- **YOUR TASK**
Present the following entries again, word for word and in full.

[BEGIN]

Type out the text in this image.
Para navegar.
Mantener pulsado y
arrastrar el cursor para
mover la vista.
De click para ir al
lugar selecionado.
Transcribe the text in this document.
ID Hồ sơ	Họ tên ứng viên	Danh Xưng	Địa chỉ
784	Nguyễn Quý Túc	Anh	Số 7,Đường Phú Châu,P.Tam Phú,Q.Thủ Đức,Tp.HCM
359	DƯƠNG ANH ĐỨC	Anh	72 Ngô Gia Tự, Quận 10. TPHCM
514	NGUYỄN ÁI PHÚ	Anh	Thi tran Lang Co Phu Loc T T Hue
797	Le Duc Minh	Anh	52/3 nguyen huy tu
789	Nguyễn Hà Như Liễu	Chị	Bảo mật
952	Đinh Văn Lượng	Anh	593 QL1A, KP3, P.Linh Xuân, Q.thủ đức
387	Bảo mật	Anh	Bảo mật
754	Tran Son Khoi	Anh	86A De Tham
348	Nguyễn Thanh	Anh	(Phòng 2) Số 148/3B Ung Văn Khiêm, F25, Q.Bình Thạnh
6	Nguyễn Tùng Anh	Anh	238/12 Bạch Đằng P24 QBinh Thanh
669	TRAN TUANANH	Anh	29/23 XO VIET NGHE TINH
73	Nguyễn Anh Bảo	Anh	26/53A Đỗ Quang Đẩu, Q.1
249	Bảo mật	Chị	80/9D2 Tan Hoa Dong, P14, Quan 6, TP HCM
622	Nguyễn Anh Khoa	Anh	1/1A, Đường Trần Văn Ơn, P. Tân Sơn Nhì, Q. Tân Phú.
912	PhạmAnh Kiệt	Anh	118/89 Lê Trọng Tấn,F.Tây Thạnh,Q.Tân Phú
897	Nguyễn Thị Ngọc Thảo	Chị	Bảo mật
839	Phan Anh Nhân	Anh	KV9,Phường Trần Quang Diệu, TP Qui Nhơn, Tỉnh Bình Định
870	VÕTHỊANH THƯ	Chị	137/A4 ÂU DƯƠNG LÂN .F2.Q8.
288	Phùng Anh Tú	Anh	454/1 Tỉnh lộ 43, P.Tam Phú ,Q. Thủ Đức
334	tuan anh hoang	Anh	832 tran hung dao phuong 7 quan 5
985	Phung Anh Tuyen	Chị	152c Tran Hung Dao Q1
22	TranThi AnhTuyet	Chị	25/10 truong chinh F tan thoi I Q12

[END]

- **EXERCISE OUTPUT**
Type out the text in this image.
Para navegar.
Mantener pulsado y
arrastrar el cursor para
mover la vista.
De click para ir al
lugar selecionado.
Transcribe the text in this document.
ID Hồ sơ	Họ tên ứng viên	Danh Xưng	Địa chỉ
784	Nguyễn Quý Túc	Anh	Số 7,Đường Phú Châu,P.Tam Phú,Q.Thủ Đức,Tp.HCM
359	DƯƠNG ANH ĐỨC	Anh	72 Ngô Gia Tự, Quận 10. TPHCM
514	NGUYỄN ÁI PHÚ	Anh	Thi tran Lang Co Phu Loc T T Hue
797	Le Duc Minh	Anh	52/3 nguyen huy tu
789	Nguyễn Hà Như Liễu	Chị	Bảo mật
952	Đinh Văn Lượng	Anh	593 QL1A, KP3, P.Linh Xuân, Q.thủ đức
387	Bảo mật	Anh	Bảo mật
754	Tran Son Khoi	Anh	86A De Tham
348	Nguyễn Thanh	Anh	(Phòng 2) Số 148/3B Ung Văn Khiêm, F25, Q.Bình Thạnh
6	Nguyễn Tùng Anh	Anh	238/12 Bạch Đằng P24 QBinh Thanh
669	TRAN TUANANH	Anh	29/23 XO VIET NGHE TINH
73	Nguyễn Anh Bảo	Anh	26/53A Đỗ Quang Đẩu, Q.1
249	Bảo mật	Chị	80/9D2 Tan Hoa Dong, P14, Quan 6, TP HCM
622	Nguyễn Anh Khoa	Anh	1/1A, Đường Trần Văn Ơn, P. Tân Sơn Nhì, Q. Tân Phú.
912	PhạmAnh Kiệt	Anh	118/89 Lê Trọng Tấn,F.Tây Thạnh,Q.Tân Phú
897	Nguyễn Thị Ngọc Thảo	Chị	Bảo mật
839	Phan Anh Nhân	Anh	KV9,Phường Trần Quang Diệu, TP Qui Nhơn, Tỉnh Bình Định
870	VÕTHỊANH THƯ	Chị	137/A4 ÂU DƯƠNG LÂN .F2.Q8.
288	Phùng Anh Tú	Anh	454/1 Tỉnh lộ 43, P.Tam Phú ,Q. Thủ Đức
334	tuan anh hoang	Anh	832 tran hung dao phuong 7 quan 5
985	Phung Anh Tuyen	Chị	152c Tran Hung Dao Q1
22	TranThi AnhTuyet	Chị	25/10 truong chinh F tan thoi I Q12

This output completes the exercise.